start

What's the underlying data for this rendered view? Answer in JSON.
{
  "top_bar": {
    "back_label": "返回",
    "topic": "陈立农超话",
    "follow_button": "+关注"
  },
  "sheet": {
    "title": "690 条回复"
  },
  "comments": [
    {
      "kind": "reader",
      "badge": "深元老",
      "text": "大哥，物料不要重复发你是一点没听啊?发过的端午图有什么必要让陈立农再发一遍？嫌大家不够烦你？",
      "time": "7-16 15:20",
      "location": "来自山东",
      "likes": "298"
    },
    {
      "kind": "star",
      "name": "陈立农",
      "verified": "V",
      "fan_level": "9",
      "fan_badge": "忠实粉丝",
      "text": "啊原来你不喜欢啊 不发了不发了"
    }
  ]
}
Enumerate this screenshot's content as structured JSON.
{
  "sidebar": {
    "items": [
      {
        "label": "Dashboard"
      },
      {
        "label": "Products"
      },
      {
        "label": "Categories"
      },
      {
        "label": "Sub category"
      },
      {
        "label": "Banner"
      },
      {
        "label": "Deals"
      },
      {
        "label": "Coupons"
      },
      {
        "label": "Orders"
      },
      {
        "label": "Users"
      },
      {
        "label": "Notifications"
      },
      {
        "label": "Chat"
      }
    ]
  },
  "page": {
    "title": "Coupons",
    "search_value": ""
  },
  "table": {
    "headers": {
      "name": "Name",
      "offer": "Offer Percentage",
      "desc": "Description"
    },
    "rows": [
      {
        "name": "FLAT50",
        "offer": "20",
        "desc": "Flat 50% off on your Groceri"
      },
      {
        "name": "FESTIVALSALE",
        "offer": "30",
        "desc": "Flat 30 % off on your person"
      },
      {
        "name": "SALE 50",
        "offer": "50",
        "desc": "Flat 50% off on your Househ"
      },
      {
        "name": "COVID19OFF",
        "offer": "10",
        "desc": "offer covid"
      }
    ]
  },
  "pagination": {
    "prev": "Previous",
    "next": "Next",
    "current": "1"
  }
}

end

-- Problem to work on --
Copy down the whole of the data above, matching it exactly.

-- Correct result --
What's the underlying data for this rendered view? Answer in JSON.
{
  "top_bar": {
    "back_label": "返回",
    "topic": "陈立农超话",
    "follow_button": "+关注"
  },
  "sheet": {
    "title": "690 条回复"
  },
  "comments": [
    {
      "kind": "reader",
      "badge": "深元老",
      "text": "大哥，物料不要重复发你是一点没听啊?发过的端午图有什么必要让陈立农再发一遍？嫌大家不够烦你？",
      "time": "7-16 15:20",
      "location": "来自山东",
      "likes": "298"
    },
    {
      "kind": "star",
      "name": "陈立农",
      "verified": "V",
      "fan_level": "9",
      "fan_badge": "忠实粉丝",
      "text": "啊原来你不喜欢啊 不发了不发了"
    }
  ]
}
Enumerate this screenshot's content as structured JSON.
{
  "sidebar": {
    "items": [
      {
        "label": "Dashboard"
      },
      {
        "label": "Products"
      },
      {
        "label": "Categories"
      },
      {
        "label": "Sub category"
      },
      {
        "label": "Banner"
      },
      {
        "label": "Deals"
      },
      {
        "label": "Coupons"
      },
      {
        "label": "Orders"
      },
      {
        "label": "Users"
      },
      {
        "label": "Notifications"
      },
      {
        "label": "Chat"
      }
    ]
  },
  "page": {
    "title": "Coupons",
    "search_value": ""
  },
  "table": {
    "headers": {
      "name": "Name",
      "offer": "Offer Percentage",
      "desc": "Description"
    },
    "rows": [
      {
        "name": "FLAT50",
        "offer": "20",
        "desc": "Flat 50% off on your Groceri"
      },
      {
        "name": "FESTIVALSALE",
        "offer": "30",
        "desc": "Flat 30 % off on your person"
      },
      {
        "name": "SALE 50",
        "offer": "50",
        "desc": "Flat 50% off on your Househ"
      },
      {
        "name": "COVID19OFF",
        "offer": "10",
        "desc": "offer covid"
      }
    ]
  },
  "pagination": {
    "prev": "Previous",
    "next": "Next",
    "current": "1"
  }
}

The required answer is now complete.